PROBLEM STATEMENT → Copy out each line that mentions the word "питанием".

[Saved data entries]
-- START --

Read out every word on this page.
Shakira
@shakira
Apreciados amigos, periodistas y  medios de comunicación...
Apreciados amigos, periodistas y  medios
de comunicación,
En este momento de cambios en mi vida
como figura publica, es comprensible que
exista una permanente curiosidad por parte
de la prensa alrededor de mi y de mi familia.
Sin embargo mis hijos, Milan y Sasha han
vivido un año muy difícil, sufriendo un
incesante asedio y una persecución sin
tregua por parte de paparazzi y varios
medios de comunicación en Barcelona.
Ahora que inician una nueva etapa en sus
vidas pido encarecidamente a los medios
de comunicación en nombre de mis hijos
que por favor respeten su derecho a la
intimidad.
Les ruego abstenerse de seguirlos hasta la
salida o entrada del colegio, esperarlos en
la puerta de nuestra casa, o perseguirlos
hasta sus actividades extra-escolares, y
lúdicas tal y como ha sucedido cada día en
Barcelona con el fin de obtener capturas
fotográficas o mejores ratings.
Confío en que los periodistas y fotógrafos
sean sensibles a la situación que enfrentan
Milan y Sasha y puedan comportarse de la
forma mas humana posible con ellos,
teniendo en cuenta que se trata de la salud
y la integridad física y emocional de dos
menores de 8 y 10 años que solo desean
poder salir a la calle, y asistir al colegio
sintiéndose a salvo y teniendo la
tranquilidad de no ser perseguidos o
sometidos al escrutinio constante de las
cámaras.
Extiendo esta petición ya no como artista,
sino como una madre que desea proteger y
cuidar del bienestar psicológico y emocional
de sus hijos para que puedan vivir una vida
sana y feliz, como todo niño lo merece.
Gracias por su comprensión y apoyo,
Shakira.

-- END --
-- START --

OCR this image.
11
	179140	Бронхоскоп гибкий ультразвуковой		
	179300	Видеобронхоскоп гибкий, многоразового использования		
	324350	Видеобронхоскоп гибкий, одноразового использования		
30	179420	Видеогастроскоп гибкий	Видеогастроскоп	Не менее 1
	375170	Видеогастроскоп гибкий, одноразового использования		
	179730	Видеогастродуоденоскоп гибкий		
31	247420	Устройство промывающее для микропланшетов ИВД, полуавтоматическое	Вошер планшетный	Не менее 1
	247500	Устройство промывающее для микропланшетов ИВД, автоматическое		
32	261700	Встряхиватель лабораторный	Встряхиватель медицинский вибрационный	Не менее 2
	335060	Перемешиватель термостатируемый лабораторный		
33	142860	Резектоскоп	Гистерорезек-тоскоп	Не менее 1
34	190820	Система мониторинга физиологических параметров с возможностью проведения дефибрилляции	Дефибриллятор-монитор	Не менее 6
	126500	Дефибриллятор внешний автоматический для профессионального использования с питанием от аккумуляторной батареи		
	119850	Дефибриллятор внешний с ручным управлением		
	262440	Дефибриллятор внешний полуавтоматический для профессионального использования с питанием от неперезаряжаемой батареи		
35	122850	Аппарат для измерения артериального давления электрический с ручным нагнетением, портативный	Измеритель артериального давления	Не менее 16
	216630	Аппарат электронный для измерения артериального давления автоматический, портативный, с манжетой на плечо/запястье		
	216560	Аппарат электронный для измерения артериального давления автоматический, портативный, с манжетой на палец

-- END --

THE RESULT →
	126500	Дефибриллятор внешний автоматический для профессионального использования с питанием от аккумуляторной батареи		
	262440	Дефибриллятор внешний полуавтоматический для профессионального использования с питанием от неперезаряжаемой батареи		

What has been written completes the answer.